**TASK STATEMENT**
Locate each line with the string "name" in the listing below and copy it.

**RAW DATA**
====
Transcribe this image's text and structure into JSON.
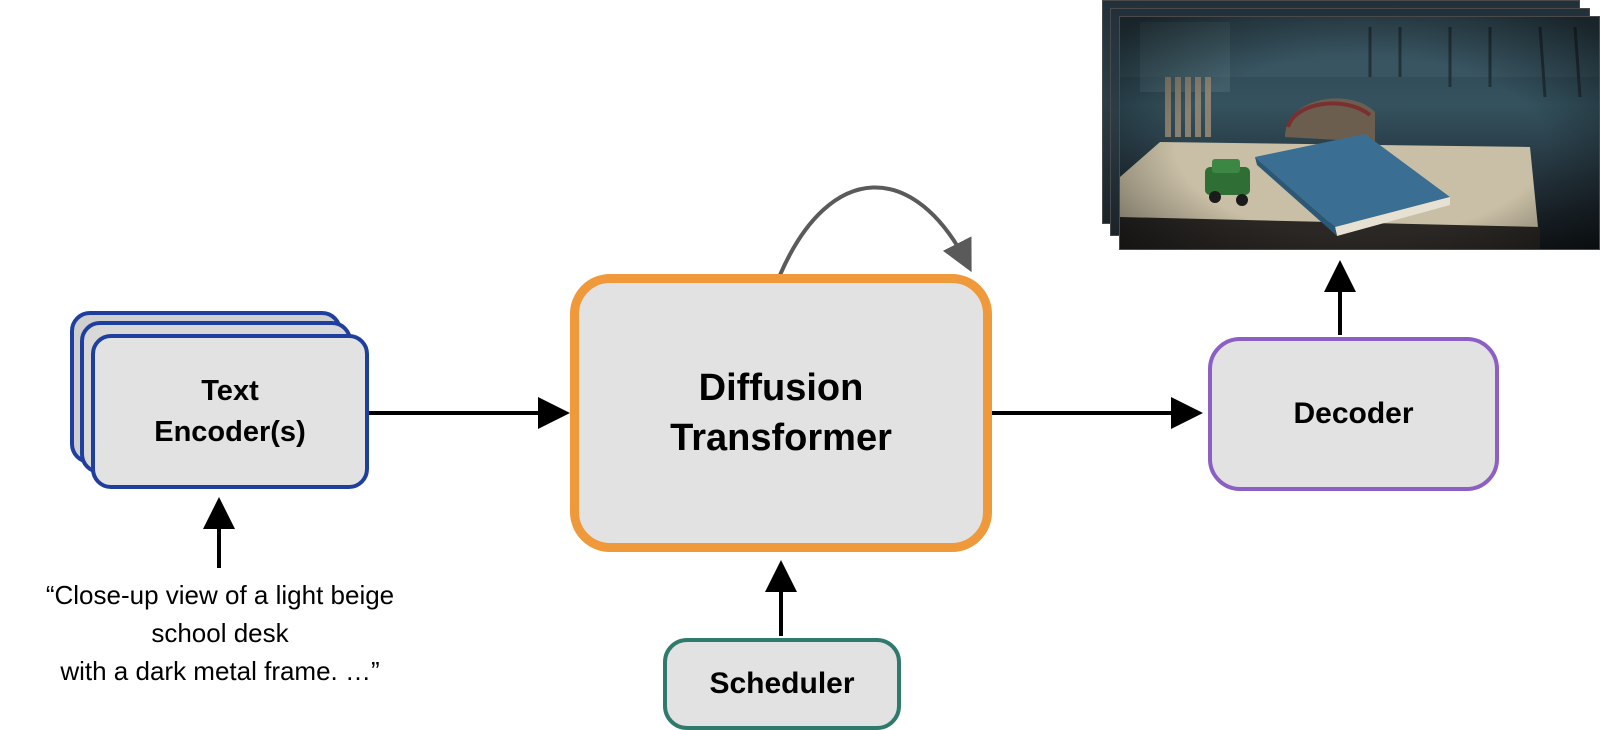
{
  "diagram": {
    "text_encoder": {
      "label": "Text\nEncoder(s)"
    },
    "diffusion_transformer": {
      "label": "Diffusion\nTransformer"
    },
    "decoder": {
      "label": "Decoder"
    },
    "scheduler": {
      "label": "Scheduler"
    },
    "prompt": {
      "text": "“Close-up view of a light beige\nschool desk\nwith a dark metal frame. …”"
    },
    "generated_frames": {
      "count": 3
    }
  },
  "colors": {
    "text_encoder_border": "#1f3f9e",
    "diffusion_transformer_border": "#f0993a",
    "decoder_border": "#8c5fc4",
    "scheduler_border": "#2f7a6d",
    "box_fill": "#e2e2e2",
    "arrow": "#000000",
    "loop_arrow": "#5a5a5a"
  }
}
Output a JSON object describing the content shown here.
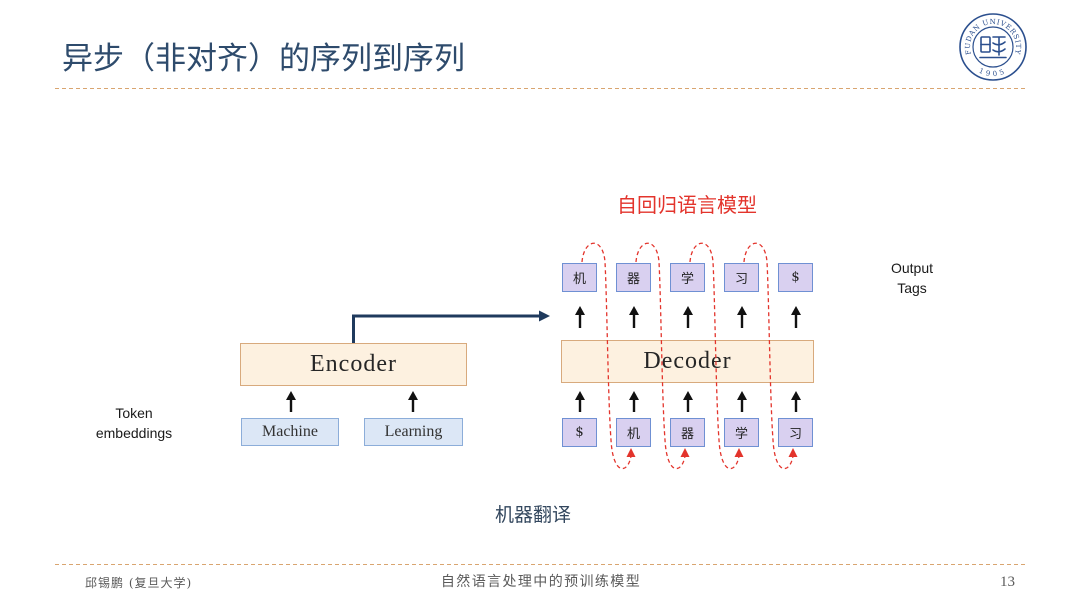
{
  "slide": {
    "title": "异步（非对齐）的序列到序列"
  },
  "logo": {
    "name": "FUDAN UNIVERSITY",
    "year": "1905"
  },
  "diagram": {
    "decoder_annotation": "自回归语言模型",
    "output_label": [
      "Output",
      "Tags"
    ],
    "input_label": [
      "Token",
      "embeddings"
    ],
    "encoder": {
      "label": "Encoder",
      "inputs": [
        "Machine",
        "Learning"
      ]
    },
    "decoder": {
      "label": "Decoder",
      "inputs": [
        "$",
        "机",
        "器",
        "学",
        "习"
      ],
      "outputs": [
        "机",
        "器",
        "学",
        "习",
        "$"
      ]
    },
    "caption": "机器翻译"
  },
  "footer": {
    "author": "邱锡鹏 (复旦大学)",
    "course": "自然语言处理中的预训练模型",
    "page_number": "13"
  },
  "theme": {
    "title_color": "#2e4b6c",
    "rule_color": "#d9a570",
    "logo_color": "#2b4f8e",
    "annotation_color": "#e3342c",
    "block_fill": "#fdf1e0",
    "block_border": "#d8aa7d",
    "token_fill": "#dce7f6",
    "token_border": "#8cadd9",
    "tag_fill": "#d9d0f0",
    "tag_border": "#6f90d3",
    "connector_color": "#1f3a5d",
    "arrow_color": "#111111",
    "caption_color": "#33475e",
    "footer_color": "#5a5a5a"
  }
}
====
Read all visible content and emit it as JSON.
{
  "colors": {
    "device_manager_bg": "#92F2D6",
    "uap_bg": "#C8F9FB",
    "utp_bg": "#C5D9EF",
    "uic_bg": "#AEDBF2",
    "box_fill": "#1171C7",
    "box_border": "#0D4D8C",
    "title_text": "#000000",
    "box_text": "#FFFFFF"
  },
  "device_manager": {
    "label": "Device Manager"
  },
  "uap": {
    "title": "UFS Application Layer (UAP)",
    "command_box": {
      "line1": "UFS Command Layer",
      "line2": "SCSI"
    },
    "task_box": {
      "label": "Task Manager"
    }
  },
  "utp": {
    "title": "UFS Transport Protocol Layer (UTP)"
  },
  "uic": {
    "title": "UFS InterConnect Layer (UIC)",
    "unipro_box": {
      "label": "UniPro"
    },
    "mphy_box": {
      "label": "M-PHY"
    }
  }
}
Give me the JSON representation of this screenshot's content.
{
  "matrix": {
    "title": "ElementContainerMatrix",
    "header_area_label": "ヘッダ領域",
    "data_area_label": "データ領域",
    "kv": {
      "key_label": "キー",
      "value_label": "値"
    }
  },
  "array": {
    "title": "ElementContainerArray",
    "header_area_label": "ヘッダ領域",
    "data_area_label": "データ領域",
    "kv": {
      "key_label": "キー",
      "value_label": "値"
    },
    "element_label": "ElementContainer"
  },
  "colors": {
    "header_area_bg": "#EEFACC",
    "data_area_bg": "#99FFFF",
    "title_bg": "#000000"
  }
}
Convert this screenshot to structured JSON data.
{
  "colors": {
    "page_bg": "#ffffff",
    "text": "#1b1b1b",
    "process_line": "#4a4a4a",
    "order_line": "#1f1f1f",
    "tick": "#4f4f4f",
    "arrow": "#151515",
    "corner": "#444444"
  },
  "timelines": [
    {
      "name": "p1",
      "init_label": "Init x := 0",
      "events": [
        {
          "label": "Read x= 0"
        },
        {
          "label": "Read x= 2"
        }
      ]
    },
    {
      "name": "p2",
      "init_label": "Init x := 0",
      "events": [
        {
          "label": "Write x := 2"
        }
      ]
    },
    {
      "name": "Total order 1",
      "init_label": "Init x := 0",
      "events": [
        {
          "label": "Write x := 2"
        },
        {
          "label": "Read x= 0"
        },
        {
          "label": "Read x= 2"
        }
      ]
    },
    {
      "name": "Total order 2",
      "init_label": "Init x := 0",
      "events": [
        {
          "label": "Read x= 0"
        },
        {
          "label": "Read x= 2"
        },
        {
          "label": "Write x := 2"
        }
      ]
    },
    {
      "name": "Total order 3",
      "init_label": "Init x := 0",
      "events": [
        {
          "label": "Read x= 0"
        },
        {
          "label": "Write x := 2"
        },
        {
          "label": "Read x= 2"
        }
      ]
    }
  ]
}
====
**SOLUTION FOR THIS TASK**
    "name": "FUDAN UNIVERSITY",
      "name": "p1",
      "name": "p2",
      "name": "Total order 1",
      "name": "Total order 2",
      "name": "Total order 3",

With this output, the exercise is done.